• Available records
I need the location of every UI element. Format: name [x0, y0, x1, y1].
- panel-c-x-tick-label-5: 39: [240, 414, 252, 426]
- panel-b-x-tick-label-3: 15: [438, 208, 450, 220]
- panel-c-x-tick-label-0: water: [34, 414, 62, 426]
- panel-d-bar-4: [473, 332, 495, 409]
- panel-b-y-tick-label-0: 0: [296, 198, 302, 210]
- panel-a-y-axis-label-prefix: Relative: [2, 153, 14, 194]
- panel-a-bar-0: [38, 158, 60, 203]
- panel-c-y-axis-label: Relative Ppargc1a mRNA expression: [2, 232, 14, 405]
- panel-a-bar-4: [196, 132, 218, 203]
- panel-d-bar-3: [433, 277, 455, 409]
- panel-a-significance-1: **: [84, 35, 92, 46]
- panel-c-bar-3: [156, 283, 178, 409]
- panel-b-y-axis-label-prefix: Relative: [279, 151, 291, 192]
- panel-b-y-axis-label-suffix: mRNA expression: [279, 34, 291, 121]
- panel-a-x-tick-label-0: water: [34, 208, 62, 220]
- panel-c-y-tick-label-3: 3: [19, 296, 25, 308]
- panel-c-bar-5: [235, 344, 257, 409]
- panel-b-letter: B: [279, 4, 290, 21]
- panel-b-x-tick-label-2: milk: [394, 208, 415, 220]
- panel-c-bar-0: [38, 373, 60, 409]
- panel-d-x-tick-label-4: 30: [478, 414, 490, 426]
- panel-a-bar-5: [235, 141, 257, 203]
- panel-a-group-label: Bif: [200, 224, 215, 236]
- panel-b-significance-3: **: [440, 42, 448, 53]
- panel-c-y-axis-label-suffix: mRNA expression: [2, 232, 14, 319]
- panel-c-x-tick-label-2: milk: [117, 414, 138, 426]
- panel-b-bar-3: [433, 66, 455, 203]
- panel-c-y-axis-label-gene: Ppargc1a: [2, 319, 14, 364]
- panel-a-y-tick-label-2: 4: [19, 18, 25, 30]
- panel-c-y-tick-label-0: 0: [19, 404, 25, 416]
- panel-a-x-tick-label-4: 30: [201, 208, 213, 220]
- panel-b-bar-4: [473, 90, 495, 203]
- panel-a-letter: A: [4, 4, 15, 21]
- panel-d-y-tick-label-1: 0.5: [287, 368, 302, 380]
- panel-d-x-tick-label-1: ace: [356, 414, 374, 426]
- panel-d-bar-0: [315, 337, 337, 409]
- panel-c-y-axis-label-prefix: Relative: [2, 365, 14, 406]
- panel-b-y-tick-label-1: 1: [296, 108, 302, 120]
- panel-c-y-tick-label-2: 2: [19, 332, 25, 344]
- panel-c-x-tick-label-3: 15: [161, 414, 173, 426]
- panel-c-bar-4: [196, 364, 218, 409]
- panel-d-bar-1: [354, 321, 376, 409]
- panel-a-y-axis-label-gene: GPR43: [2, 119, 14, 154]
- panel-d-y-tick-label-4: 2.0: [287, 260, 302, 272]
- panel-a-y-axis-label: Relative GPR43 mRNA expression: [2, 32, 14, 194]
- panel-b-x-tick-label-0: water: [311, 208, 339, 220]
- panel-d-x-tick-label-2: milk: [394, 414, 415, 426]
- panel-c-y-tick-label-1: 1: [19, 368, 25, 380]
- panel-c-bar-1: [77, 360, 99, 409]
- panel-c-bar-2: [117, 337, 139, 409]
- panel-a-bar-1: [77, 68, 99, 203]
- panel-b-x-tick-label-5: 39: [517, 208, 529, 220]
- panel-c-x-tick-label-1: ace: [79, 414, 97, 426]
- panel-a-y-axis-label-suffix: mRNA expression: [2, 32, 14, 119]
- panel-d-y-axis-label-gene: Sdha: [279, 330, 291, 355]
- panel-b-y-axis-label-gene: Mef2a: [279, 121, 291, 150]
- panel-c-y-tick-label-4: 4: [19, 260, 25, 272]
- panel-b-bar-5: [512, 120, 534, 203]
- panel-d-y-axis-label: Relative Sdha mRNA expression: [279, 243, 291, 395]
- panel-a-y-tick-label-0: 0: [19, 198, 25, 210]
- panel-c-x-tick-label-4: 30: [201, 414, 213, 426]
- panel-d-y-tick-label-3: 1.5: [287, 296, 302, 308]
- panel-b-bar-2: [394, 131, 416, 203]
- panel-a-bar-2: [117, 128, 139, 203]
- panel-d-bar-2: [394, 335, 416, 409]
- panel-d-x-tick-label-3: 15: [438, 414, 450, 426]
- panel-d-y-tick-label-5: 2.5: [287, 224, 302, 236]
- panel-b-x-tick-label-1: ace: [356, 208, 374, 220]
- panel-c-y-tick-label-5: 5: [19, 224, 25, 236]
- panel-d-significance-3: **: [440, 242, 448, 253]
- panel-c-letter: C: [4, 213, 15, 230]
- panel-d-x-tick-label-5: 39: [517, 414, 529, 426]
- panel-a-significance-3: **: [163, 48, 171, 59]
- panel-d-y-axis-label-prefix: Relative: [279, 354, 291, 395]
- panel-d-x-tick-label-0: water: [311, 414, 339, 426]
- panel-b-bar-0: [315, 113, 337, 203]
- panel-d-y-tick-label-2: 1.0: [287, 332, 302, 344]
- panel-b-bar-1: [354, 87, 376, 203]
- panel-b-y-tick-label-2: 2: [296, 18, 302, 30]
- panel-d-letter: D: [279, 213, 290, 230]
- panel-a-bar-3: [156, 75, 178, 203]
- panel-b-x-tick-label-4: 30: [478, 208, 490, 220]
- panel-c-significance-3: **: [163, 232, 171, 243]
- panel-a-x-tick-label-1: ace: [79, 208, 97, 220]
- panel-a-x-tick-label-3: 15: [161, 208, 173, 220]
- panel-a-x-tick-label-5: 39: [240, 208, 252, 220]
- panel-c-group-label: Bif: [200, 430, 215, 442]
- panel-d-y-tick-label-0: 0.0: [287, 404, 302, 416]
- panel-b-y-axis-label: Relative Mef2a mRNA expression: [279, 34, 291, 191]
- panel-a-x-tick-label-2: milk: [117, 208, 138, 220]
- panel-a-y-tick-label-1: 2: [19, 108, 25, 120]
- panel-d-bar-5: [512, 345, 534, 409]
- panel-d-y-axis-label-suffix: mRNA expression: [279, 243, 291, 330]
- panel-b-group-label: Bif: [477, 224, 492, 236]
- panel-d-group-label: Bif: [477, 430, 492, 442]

• What to do
Please set down each of the entries above exactly as given.

• Solution for this task
I need the location of every UI element. Format: name [x0, y0, x1, y1].
- panel-c-x-tick-label-5: 39: [240, 414, 252, 426]
- panel-b-x-tick-label-3: 15: [438, 208, 450, 220]
- panel-c-x-tick-label-0: water: [34, 414, 62, 426]
- panel-d-bar-4: [473, 332, 495, 409]
- panel-b-y-tick-label-0: 0: [296, 198, 302, 210]
- panel-a-y-axis-label-prefix: Relative: [2, 153, 14, 194]
- panel-a-bar-0: [38, 158, 60, 203]
- panel-c-y-axis-label: Relative Ppargc1a mRNA expression: [2, 232, 14, 405]
- panel-a-bar-4: [196, 132, 218, 203]
- panel-d-bar-3: [433, 277, 455, 409]
- panel-a-significance-1: **: [84, 35, 92, 46]
- panel-c-bar-3: [156, 283, 178, 409]
- panel-b-y-axis-label-prefix: Relative: [279, 151, 291, 192]
- panel-b-y-axis-label-suffix: mRNA expression: [279, 34, 291, 121]
- panel-a-x-tick-label-0: water: [34, 208, 62, 220]
- panel-c-y-tick-label-3: 3: [19, 296, 25, 308]
- panel-c-bar-5: [235, 344, 257, 409]
- panel-b-letter: B: [279, 4, 290, 21]
- panel-b-x-tick-label-2: milk: [394, 208, 415, 220]
- panel-c-bar-0: [38, 373, 60, 409]
- panel-d-x-tick-label-4: 30: [478, 414, 490, 426]
- panel-a-bar-5: [235, 141, 257, 203]
- panel-a-group-label: Bif: [200, 224, 215, 236]
- panel-b-significance-3: **: [440, 42, 448, 53]
- panel-c-y-axis-label-suffix: mRNA expression: [2, 232, 14, 319]
- panel-c-x-tick-label-2: milk: [117, 414, 138, 426]
- panel-b-bar-3: [433, 66, 455, 203]
- panel-c-y-axis-label-gene: Ppargc1a: [2, 319, 14, 364]
- panel-a-y-tick-label-2: 4: [19, 18, 25, 30]
- panel-c-y-tick-label-0: 0: [19, 404, 25, 416]
- panel-a-x-tick-label-4: 30: [201, 208, 213, 220]
- panel-b-bar-4: [473, 90, 495, 203]
- panel-a-letter: A: [4, 4, 15, 21]
- panel-d-y-tick-label-1: 0.5: [287, 368, 302, 380]
- panel-d-x-tick-label-1: ace: [356, 414, 374, 426]
- panel-d-bar-0: [315, 337, 337, 409]
- panel-c-y-axis-label-prefix: Relative: [2, 365, 14, 406]
- panel-b-y-tick-label-1: 1: [296, 108, 302, 120]
- panel-c-y-tick-label-2: 2: [19, 332, 25, 344]
- panel-c-x-tick-label-3: 15: [161, 414, 173, 426]
- panel-c-bar-4: [196, 364, 218, 409]
- panel-d-bar-1: [354, 321, 376, 409]
- panel-a-y-axis-label-gene: GPR43: [2, 119, 14, 154]
- panel-d-y-tick-label-4: 2.0: [287, 260, 302, 272]
- panel-a-y-axis-label: Relative GPR43 mRNA expression: [2, 32, 14, 194]
- panel-b-x-tick-label-0: water: [311, 208, 339, 220]
- panel-d-x-tick-label-2: milk: [394, 414, 415, 426]
- panel-c-y-tick-label-1: 1: [19, 368, 25, 380]
- panel-c-bar-1: [77, 360, 99, 409]
- panel-c-bar-2: [117, 337, 139, 409]
- panel-a-bar-1: [77, 68, 99, 203]
- panel-b-x-tick-label-5: 39: [517, 208, 529, 220]
- panel-c-x-tick-label-1: ace: [79, 414, 97, 426]
- panel-a-y-axis-label-suffix: mRNA expression: [2, 32, 14, 119]
- panel-d-y-axis-label-gene: Sdha: [279, 330, 291, 355]
- panel-b-y-axis-label-gene: Mef2a: [279, 121, 291, 150]
- panel-c-y-tick-label-4: 4: [19, 260, 25, 272]
- panel-b-bar-5: [512, 120, 534, 203]
- panel-d-y-axis-label: Relative Sdha mRNA expression: [279, 243, 291, 395]
- panel-a-y-tick-label-0: 0: [19, 198, 25, 210]
- panel-c-x-tick-label-4: 30: [201, 414, 213, 426]
- panel-d-y-tick-label-3: 1.5: [287, 296, 302, 308]
- panel-b-bar-2: [394, 131, 416, 203]
- panel-a-bar-2: [117, 128, 139, 203]
- panel-d-bar-2: [394, 335, 416, 409]
- panel-d-x-tick-label-3: 15: [438, 414, 450, 426]
- panel-d-y-tick-label-5: 2.5: [287, 224, 302, 236]
- panel-b-x-tick-label-1: ace: [356, 208, 374, 220]
- panel-c-y-tick-label-5: 5: [19, 224, 25, 236]
- panel-d-significance-3: **: [440, 242, 448, 253]
- panel-c-letter: C: [4, 213, 15, 230]
- panel-d-x-tick-label-5: 39: [517, 414, 529, 426]
- panel-a-significance-3: **: [163, 48, 171, 59]
- panel-d-y-axis-label-prefix: Relative: [279, 354, 291, 395]
- panel-d-x-tick-label-0: water: [311, 414, 339, 426]
- panel-b-bar-0: [315, 113, 337, 203]
- panel-d-y-tick-label-2: 1.0: [287, 332, 302, 344]
- panel-b-bar-1: [354, 87, 376, 203]
- panel-b-y-tick-label-2: 2: [296, 18, 302, 30]
- panel-d-letter: D: [279, 213, 290, 230]
- panel-a-bar-3: [156, 75, 178, 203]
- panel-b-x-tick-label-4: 30: [478, 208, 490, 220]
- panel-c-significance-3: **: [163, 232, 171, 243]
- panel-a-x-tick-label-1: ace: [79, 208, 97, 220]
- panel-a-x-tick-label-3: 15: [161, 208, 173, 220]
- panel-a-x-tick-label-5: 39: [240, 208, 252, 220]
- panel-c-group-label: Bif: [200, 430, 215, 442]
- panel-d-y-tick-label-0: 0.0: [287, 404, 302, 416]
- panel-b-y-axis-label: Relative Mef2a mRNA expression: [279, 34, 291, 191]
- panel-a-x-tick-label-2: milk: [117, 208, 138, 220]
- panel-a-y-tick-label-1: 2: [19, 108, 25, 120]
- panel-d-bar-5: [512, 345, 534, 409]
- panel-d-y-axis-label-suffix: mRNA expression: [279, 243, 291, 330]
- panel-b-group-label: Bif: [477, 224, 492, 236]
- panel-d-group-label: Bif: [477, 430, 492, 442]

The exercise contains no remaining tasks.